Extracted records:
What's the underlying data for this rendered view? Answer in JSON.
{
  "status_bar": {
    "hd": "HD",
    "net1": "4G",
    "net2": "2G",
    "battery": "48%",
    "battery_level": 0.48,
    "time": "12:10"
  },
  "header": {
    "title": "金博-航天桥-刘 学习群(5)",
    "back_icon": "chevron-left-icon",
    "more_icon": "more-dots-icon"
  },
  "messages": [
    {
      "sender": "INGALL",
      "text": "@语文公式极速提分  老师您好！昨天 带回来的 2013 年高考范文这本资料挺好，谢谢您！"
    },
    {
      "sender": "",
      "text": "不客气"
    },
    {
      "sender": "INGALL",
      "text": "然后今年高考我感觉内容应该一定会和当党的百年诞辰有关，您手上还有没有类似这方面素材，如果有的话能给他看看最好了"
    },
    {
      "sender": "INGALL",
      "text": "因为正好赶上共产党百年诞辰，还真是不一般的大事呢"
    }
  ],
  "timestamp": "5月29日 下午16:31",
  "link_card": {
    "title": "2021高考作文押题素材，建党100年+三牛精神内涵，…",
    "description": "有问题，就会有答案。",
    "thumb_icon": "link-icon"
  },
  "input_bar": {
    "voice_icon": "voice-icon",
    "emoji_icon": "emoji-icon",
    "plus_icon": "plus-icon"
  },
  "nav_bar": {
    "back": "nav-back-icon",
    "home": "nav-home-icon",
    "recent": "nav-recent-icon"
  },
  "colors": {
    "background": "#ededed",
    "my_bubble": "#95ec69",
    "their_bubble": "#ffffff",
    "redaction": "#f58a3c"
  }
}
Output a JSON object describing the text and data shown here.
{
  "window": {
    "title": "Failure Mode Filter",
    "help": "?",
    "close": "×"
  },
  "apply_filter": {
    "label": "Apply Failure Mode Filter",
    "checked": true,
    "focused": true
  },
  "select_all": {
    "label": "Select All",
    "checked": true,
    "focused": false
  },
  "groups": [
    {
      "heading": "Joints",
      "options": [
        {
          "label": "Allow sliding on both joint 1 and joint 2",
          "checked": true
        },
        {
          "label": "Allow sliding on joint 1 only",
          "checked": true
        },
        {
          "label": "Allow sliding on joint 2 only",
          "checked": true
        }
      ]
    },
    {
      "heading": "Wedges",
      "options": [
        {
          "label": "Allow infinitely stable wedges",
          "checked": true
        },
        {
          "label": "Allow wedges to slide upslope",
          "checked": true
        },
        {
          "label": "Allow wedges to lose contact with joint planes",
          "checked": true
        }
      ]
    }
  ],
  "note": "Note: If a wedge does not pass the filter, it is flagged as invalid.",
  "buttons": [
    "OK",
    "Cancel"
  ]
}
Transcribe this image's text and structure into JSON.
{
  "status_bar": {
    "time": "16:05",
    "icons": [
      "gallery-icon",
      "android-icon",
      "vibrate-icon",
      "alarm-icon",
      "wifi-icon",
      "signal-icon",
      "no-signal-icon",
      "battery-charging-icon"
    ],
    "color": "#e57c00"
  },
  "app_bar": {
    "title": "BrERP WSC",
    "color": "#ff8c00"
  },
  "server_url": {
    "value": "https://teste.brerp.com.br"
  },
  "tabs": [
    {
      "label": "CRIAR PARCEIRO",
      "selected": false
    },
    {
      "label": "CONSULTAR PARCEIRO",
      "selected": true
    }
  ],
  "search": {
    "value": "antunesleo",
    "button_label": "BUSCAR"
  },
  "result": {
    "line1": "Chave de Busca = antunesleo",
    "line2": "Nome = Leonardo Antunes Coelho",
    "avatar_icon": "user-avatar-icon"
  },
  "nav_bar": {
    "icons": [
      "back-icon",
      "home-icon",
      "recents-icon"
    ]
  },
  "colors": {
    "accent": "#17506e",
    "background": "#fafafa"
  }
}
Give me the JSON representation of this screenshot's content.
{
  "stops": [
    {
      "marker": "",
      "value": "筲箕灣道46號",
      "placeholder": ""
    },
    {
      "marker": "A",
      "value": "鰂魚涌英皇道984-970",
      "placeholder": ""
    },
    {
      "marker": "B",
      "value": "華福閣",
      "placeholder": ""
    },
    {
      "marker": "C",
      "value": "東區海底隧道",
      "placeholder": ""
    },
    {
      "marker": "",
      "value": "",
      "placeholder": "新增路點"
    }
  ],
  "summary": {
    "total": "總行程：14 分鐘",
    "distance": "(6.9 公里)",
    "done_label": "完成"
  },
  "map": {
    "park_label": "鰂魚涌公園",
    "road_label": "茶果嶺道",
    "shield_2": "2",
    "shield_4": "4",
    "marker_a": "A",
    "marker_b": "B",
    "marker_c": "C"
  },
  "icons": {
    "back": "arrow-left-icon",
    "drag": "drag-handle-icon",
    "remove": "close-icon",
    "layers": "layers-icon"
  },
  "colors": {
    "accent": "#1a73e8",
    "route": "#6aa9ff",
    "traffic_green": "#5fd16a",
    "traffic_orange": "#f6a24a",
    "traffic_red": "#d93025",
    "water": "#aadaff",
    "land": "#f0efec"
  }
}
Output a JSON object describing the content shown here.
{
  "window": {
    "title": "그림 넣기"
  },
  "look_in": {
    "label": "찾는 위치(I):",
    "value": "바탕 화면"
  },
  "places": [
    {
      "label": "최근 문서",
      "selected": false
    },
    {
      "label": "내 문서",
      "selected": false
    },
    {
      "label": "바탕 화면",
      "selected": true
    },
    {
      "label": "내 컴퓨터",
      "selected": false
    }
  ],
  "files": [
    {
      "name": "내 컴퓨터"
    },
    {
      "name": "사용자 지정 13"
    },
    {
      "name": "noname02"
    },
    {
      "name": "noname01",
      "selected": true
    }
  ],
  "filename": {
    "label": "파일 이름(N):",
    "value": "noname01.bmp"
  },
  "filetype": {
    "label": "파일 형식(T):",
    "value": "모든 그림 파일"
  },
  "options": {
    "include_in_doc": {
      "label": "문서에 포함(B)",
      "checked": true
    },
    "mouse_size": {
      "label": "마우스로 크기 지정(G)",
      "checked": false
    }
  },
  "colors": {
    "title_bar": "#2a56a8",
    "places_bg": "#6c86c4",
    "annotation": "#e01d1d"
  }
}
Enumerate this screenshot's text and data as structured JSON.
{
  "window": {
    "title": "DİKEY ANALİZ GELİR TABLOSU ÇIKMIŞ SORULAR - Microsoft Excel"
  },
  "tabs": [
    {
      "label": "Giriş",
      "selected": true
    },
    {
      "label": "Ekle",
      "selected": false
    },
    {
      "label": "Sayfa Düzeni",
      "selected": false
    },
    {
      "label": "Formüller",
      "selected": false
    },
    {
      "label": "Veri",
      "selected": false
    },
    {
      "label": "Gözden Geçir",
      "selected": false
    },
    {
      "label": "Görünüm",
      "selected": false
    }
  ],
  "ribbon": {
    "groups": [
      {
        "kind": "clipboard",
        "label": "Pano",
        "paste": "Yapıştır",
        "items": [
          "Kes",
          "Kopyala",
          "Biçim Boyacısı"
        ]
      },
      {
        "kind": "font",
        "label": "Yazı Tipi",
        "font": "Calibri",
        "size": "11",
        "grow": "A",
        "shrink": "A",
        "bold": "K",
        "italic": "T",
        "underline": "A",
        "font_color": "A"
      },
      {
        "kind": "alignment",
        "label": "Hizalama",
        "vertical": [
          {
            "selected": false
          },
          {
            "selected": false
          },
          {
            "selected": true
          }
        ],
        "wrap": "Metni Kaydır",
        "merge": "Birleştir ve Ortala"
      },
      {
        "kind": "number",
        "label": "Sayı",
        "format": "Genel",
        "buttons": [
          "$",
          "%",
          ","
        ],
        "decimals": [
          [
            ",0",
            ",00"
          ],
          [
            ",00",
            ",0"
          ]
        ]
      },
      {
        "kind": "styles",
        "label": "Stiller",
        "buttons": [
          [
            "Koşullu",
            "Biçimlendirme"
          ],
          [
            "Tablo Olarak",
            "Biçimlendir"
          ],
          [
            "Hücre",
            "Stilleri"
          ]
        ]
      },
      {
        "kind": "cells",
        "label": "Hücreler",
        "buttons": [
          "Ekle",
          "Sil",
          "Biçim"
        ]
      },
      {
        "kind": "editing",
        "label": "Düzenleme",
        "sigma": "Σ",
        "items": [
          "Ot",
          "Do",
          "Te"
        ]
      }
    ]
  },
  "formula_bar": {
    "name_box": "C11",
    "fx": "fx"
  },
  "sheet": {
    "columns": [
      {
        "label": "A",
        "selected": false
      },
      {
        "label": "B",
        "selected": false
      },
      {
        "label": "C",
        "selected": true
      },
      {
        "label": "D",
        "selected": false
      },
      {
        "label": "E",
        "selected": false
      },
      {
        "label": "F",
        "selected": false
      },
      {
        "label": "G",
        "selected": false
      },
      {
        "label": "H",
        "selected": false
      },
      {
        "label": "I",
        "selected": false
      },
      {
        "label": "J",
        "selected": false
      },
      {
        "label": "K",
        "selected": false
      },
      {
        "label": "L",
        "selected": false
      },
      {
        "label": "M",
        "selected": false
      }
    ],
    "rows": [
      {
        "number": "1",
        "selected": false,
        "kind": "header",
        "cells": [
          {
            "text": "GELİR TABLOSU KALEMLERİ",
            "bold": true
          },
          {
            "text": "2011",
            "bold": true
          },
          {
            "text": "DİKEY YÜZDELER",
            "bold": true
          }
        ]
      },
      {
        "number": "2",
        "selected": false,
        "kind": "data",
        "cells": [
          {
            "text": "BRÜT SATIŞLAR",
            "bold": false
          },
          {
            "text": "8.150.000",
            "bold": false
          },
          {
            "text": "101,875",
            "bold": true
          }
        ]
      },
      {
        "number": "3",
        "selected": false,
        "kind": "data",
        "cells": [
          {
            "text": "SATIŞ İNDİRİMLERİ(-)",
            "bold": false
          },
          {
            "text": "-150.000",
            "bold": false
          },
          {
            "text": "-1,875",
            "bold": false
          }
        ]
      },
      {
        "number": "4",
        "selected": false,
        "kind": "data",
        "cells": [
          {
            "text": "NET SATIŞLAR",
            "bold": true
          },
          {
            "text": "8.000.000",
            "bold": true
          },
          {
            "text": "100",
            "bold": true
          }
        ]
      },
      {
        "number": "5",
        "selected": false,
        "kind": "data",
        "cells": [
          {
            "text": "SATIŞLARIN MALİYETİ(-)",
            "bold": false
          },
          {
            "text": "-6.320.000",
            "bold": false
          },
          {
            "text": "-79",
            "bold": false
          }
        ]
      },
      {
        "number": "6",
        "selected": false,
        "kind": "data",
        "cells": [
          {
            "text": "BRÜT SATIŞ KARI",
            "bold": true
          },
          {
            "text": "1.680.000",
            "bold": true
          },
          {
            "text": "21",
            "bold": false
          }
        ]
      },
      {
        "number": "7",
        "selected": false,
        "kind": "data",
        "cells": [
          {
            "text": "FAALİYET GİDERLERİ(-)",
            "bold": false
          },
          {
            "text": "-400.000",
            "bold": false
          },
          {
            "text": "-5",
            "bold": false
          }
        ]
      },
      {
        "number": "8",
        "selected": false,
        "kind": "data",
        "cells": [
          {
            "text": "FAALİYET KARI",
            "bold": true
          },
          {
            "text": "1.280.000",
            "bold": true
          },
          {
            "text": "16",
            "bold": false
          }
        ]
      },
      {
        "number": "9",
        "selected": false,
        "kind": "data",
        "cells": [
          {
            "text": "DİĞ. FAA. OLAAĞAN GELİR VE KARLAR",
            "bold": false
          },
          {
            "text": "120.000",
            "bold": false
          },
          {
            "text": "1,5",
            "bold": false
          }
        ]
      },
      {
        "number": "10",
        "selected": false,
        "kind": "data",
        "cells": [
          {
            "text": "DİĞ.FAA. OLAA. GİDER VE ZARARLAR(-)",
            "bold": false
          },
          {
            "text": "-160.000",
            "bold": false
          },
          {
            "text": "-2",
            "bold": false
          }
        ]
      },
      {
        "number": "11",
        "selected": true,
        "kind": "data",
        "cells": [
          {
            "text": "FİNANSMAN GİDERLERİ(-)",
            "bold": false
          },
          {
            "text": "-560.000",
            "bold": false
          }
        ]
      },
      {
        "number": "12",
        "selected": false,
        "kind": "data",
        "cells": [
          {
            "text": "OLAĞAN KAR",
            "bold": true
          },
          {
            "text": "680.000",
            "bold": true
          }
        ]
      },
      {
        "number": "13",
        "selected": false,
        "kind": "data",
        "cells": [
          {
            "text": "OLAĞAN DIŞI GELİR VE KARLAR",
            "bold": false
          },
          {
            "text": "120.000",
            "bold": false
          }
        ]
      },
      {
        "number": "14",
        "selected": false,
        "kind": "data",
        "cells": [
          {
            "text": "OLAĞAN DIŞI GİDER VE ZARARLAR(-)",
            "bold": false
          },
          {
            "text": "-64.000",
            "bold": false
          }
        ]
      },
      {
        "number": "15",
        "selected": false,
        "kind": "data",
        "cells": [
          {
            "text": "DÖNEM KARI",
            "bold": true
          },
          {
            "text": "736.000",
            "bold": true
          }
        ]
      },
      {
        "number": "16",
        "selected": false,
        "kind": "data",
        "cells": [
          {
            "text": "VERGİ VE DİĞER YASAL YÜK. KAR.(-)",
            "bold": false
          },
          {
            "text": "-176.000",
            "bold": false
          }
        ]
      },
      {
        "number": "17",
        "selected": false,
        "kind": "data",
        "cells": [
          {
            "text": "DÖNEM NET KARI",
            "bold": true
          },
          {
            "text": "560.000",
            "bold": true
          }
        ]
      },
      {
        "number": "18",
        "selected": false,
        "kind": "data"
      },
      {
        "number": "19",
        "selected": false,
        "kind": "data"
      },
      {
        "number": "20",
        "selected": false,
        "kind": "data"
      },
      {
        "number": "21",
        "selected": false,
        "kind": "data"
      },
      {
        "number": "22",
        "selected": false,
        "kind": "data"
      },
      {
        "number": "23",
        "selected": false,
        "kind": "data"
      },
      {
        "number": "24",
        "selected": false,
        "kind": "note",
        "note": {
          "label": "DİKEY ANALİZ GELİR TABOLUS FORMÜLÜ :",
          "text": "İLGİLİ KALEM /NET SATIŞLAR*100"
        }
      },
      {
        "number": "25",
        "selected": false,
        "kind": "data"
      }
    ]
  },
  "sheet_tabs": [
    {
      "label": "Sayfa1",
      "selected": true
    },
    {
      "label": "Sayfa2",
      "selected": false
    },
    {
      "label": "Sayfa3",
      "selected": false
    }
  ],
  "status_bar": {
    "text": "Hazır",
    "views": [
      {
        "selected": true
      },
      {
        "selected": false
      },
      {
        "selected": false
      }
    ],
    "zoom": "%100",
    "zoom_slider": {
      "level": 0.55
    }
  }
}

#### OBJECTIVE
Copy every line of the records above that holds the word "GİDERLERİ".

#### EXERCISE RESULT
            "text": "FAALİYET GİDERLERİ(-)",
            "text": "FİNANSMAN GİDERLERİ(-)",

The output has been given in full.